• [Description of the task]: Write out every entry exactly as it appears.

## Start

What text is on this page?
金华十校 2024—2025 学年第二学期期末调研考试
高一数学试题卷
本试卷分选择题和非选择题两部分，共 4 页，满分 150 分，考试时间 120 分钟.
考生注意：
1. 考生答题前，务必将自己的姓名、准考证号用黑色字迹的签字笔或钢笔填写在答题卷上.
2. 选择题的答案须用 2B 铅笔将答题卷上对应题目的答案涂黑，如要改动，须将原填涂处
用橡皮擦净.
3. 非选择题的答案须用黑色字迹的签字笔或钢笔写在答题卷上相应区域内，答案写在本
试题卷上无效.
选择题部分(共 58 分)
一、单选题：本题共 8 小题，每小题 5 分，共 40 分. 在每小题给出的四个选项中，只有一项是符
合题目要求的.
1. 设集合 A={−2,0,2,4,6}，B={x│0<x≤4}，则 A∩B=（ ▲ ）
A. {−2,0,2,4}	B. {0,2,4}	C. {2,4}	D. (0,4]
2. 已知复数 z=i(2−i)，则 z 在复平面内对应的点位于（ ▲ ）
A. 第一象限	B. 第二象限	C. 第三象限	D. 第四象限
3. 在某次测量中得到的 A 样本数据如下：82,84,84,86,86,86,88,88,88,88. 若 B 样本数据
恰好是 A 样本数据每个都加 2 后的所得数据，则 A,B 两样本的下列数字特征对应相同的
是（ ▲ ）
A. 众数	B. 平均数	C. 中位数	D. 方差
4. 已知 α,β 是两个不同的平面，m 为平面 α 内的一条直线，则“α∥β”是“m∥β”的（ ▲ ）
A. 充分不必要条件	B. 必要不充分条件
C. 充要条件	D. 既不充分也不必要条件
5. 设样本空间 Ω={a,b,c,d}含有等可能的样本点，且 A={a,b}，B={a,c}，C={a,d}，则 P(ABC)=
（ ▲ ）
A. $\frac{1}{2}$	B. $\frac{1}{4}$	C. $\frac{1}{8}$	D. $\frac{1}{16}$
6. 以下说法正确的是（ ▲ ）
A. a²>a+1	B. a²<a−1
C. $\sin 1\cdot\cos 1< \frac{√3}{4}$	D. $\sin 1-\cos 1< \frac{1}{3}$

## End

• [Solution to the exercise]:
What text is on this page?
金华十校 2024—2025 学年第二学期期末调研考试
高一数学试题卷
本试卷分选择题和非选择题两部分，共 4 页，满分 150 分，考试时间 120 分钟.
考生注意：
1. 考生答题前，务必将自己的姓名、准考证号用黑色字迹的签字笔或钢笔填写在答题卷上.
2. 选择题的答案须用 2B 铅笔将答题卷上对应题目的答案涂黑，如要改动，须将原填涂处
用橡皮擦净.
3. 非选择题的答案须用黑色字迹的签字笔或钢笔写在答题卷上相应区域内，答案写在本
试题卷上无效.
选择题部分(共 58 分)
一、单选题：本题共 8 小题，每小题 5 分，共 40 分. 在每小题给出的四个选项中，只有一项是符
合题目要求的.
1. 设集合 A={−2,0,2,4,6}，B={x│0<x≤4}，则 A∩B=（ ▲ ）
A. {−2,0,2,4}	B. {0,2,4}	C. {2,4}	D. (0,4]
2. 已知复数 z=i(2−i)，则 z 在复平面内对应的点位于（ ▲ ）
A. 第一象限	B. 第二象限	C. 第三象限	D. 第四象限
3. 在某次测量中得到的 A 样本数据如下：82,84,84,86,86,86,88,88,88,88. 若 B 样本数据
恰好是 A 样本数据每个都加 2 后的所得数据，则 A,B 两样本的下列数字特征对应相同的
是（ ▲ ）
A. 众数	B. 平均数	C. 中位数	D. 方差
4. 已知 α,β 是两个不同的平面，m 为平面 α 内的一条直线，则“α∥β”是“m∥β”的（ ▲ ）
A. 充分不必要条件	B. 必要不充分条件
C. 充要条件	D. 既不充分也不必要条件
5. 设样本空间 Ω={a,b,c,d}含有等可能的样本点，且 A={a,b}，B={a,c}，C={a,d}，则 P(ABC)=
（ ▲ ）
A. $\frac{1}{2}$	B. $\frac{1}{4}$	C. $\frac{1}{8}$	D. $\frac{1}{16}$
6. 以下说法正确的是（ ▲ ）
A. a²>a+1	B. a²<a−1
C. $\sin 1\cdot\cos 1< \frac{√3}{4}$	D. $\sin 1-\cos 1< \frac{1}{3}$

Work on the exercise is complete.